▶ _EXERCISE INSTRUCTIONS_: Leaving out the pictures, retype all the material exactly.
____
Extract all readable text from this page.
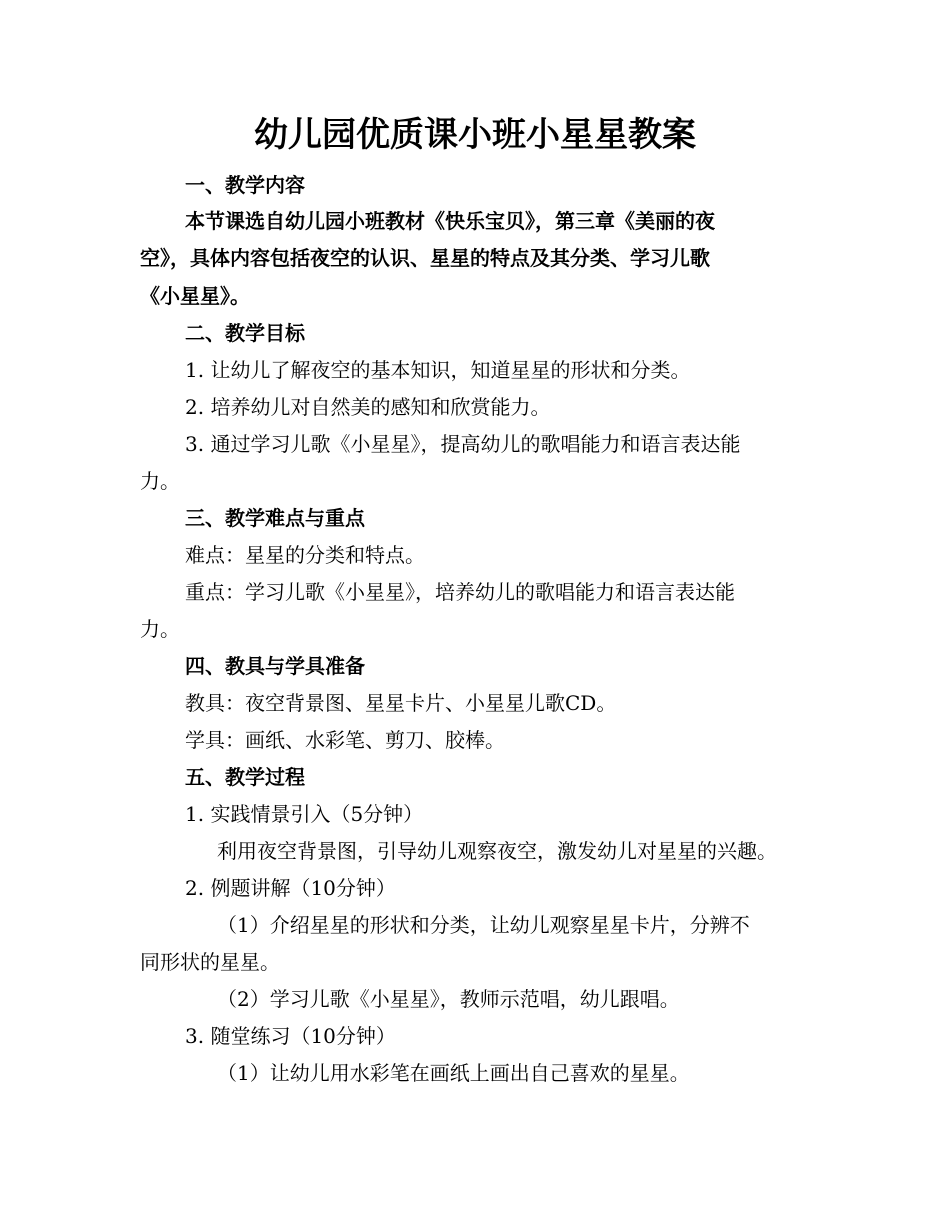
幼儿园优质课小班小星星教案
一、教学内容
本节课选自幼儿园小班教材《快乐宝贝》，第三章《美丽的夜
空》，具体内容包括夜空的认识、星星的特点及其分类、学习儿歌
《小星星》。
二、教学目标
1. 让幼儿了解夜空的基本知识，知道星星的形状和分类。
2. 培养幼儿对自然美的感知和欣赏能力。
3. 通过学习儿歌《小星星》，提高幼儿的歌唱能力和语言表达能
力。
三、教学难点与重点
难点：星星的分类和特点。
重点：学习儿歌《小星星》，培养幼儿的歌唱能力和语言表达能
力。
四、教具与学具准备
教具：夜空背景图、星星卡片、小星星儿歌CD。
学具：画纸、水彩笔、剪刀、胶棒。
五、教学过程
1. 实践情景引入（5分钟）
利用夜空背景图，引导幼儿观察夜空，激发幼儿对星星的兴趣。
2. 例题讲解（10分钟）
（1）介绍星星的形状和分类，让幼儿观察星星卡片，分辨不
同形状的星星。
（2）学习儿歌《小星星》，教师示范唱，幼儿跟唱。
3. 随堂练习（10分钟）
（1）让幼儿用水彩笔在画纸上画出自己喜欢的星星。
____
▶ _EXERCISE OUTPUT_:
Extract all readable text from this page.
幼儿园优质课小班小星星教案
一、教学内容
本节课选自幼儿园小班教材《快乐宝贝》，第三章《美丽的夜
空》，具体内容包括夜空的认识、星星的特点及其分类、学习儿歌
《小星星》。
二、教学目标
1. 让幼儿了解夜空的基本知识，知道星星的形状和分类。
2. 培养幼儿对自然美的感知和欣赏能力。
3. 通过学习儿歌《小星星》，提高幼儿的歌唱能力和语言表达能
力。
三、教学难点与重点
难点：星星的分类和特点。
重点：学习儿歌《小星星》，培养幼儿的歌唱能力和语言表达能
力。
四、教具与学具准备
教具：夜空背景图、星星卡片、小星星儿歌CD。
学具：画纸、水彩笔、剪刀、胶棒。
五、教学过程
1. 实践情景引入（5分钟）
利用夜空背景图，引导幼儿观察夜空，激发幼儿对星星的兴趣。
2. 例题讲解（10分钟）
（1）介绍星星的形状和分类，让幼儿观察星星卡片，分辨不
同形状的星星。
（2）学习儿歌《小星星》，教师示范唱，幼儿跟唱。
3. 随堂练习（10分钟）
（1）让幼儿用水彩笔在画纸上画出自己喜欢的星星。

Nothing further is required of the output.